▶ **WORK INSTRUCTIONS**: Copy every line of the items below word for word.

___ SOURCE DATA ___

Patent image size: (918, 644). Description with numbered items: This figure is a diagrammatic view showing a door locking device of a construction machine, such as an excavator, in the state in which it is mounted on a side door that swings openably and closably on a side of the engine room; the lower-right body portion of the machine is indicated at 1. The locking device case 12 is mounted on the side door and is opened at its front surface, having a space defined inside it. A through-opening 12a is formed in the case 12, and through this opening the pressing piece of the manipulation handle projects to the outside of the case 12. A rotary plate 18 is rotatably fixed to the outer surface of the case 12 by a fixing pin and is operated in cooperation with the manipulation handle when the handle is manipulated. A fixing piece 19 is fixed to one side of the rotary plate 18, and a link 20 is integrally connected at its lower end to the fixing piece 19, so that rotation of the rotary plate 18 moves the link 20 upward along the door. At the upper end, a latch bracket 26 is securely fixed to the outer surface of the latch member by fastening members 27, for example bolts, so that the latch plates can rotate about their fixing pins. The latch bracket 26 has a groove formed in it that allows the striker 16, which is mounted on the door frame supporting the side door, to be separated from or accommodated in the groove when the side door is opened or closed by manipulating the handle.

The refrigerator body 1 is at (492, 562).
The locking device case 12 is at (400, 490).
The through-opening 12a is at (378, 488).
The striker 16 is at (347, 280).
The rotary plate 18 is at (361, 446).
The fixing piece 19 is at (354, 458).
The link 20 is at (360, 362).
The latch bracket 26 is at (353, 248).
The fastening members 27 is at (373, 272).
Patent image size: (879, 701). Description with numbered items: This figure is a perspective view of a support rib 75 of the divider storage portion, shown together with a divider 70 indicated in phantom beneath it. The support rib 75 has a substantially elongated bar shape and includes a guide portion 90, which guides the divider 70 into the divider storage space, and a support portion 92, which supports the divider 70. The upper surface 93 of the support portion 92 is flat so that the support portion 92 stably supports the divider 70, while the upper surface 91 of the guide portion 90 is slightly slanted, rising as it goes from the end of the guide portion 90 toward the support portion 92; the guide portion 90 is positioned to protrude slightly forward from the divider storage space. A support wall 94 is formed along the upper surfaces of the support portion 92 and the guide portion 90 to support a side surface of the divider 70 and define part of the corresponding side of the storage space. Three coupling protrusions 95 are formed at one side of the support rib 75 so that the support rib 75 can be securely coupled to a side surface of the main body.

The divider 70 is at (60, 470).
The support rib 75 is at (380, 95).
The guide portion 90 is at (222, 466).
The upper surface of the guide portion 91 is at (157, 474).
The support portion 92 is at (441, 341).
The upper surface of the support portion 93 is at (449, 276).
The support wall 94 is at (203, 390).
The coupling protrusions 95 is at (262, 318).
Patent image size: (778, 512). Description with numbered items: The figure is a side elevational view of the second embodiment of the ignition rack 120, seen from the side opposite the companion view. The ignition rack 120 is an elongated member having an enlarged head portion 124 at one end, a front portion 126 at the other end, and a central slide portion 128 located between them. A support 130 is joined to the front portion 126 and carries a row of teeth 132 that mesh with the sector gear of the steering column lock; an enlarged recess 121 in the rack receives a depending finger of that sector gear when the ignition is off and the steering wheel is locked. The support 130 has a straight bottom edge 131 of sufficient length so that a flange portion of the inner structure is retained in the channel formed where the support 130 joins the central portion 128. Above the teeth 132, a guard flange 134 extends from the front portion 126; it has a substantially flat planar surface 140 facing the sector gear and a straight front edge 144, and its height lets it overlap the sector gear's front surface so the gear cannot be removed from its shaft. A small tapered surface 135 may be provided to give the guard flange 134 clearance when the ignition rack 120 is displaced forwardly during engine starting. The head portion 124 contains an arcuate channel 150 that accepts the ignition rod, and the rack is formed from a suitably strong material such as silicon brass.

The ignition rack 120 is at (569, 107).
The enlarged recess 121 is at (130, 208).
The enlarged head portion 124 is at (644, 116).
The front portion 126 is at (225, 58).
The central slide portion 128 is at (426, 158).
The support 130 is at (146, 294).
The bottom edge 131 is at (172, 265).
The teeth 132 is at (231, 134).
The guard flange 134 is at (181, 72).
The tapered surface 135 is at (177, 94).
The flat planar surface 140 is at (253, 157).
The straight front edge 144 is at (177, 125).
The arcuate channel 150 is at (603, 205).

___

▶ **PROBLEM SOLUTION**:
Patent image size: (918, 644). Description with numbered items: This figure is a diagrammatic view showing a door locking device of a construction machine, such as an excavator, in the state in which it is mounted on a side door that swings openably and closably on a side of the engine room; the lower-right body portion of the machine is indicated at 1. The locking device case 12 is mounted on the side door and is opened at its front surface, having a space defined inside it. A through-opening 12a is formed in the case 12, and through this opening the pressing piece of the manipulation handle projects to the outside of the case 12. A rotary plate 18 is rotatably fixed to the outer surface of the case 12 by a fixing pin and is operated in cooperation with the manipulation handle when the handle is manipulated. A fixing piece 19 is fixed to one side of the rotary plate 18, and a link 20 is integrally connected at its lower end to the fixing piece 19, so that rotation of the rotary plate 18 moves the link 20 upward along the door. At the upper end, a latch bracket 26 is securely fixed to the outer surface of the latch member by fastening members 27, for example bolts, so that the latch plates can rotate about their fixing pins. The latch bracket 26 has a groove formed in it that allows the striker 16, which is mounted on the door frame supporting the side door, to be separated from or accommodated in the groove when the side door is opened or closed by manipulating the handle.

The refrigerator body 1 is at (492, 562).
The locking device case 12 is at (400, 490).
The through-opening 12a is at (378, 488).
The striker 16 is at (347, 280).
The rotary plate 18 is at (361, 446).
The fixing piece 19 is at (354, 458).
The link 20 is at (360, 362).
The latch bracket 26 is at (353, 248).
The fastening members 27 is at (373, 272).
Patent image size: (879, 701). Description with numbered items: This figure is a perspective view of a support rib 75 of the divider storage portion, shown together with a divider 70 indicated in phantom beneath it. The support rib 75 has a substantially elongated bar shape and includes a guide portion 90, which guides the divider 70 into the divider storage space, and a support portion 92, which supports the divider 70. The upper surface 93 of the support portion 92 is flat so that the support portion 92 stably supports the divider 70, while the upper surface 91 of the guide portion 90 is slightly slanted, rising as it goes from the end of the guide portion 90 toward the support portion 92; the guide portion 90 is positioned to protrude slightly forward from the divider storage space. A support wall 94 is formed along the upper surfaces of the support portion 92 and the guide portion 90 to support a side surface of the divider 70 and define part of the corresponding side of the storage space. Three coupling protrusions 95 are formed at one side of the support rib 75 so that the support rib 75 can be securely coupled to a side surface of the main body.

The divider 70 is at (60, 470).
The support rib 75 is at (380, 95).
The guide portion 90 is at (222, 466).
The upper surface of the guide portion 91 is at (157, 474).
The support portion 92 is at (441, 341).
The upper surface of the support portion 93 is at (449, 276).
The support wall 94 is at (203, 390).
The coupling protrusions 95 is at (262, 318).
Patent image size: (778, 512). Description with numbered items: The figure is a side elevational view of the second embodiment of the ignition rack 120, seen from the side opposite the companion view. The ignition rack 120 is an elongated member having an enlarged head portion 124 at one end, a front portion 126 at the other end, and a central slide portion 128 located between them. A support 130 is joined to the front portion 126 and carries a row of teeth 132 that mesh with the sector gear of the steering column lock; an enlarged recess 121 in the rack receives a depending finger of that sector gear when the ignition is off and the steering wheel is locked. The support 130 has a straight bottom edge 131 of sufficient length so that a flange portion of the inner structure is retained in the channel formed where the support 130 joins the central portion 128. Above the teeth 132, a guard flange 134 extends from the front portion 126; it has a substantially flat planar surface 140 facing the sector gear and a straight front edge 144, and its height lets it overlap the sector gear's front surface so the gear cannot be removed from its shaft. A small tapered surface 135 may be provided to give the guard flange 134 clearance when the ignition rack 120 is displaced forwardly during engine starting. The head portion 124 contains an arcuate channel 150 that accepts the ignition rod, and the rack is formed from a suitably strong material such as silicon brass.

The ignition rack 120 is at (569, 107).
The enlarged recess 121 is at (130, 208).
The enlarged head portion 124 is at (644, 116).
The front portion 126 is at (225, 58).
The central slide portion 128 is at (426, 158).
The support 130 is at (146, 294).
The bottom edge 131 is at (172, 265).
The teeth 132 is at (231, 134).
The guard flange 134 is at (181, 72).
The tapered surface 135 is at (177, 94).
The flat planar surface 140 is at (253, 157).
The straight front edge 144 is at (177, 125).
The arcuate channel 150 is at (603, 205).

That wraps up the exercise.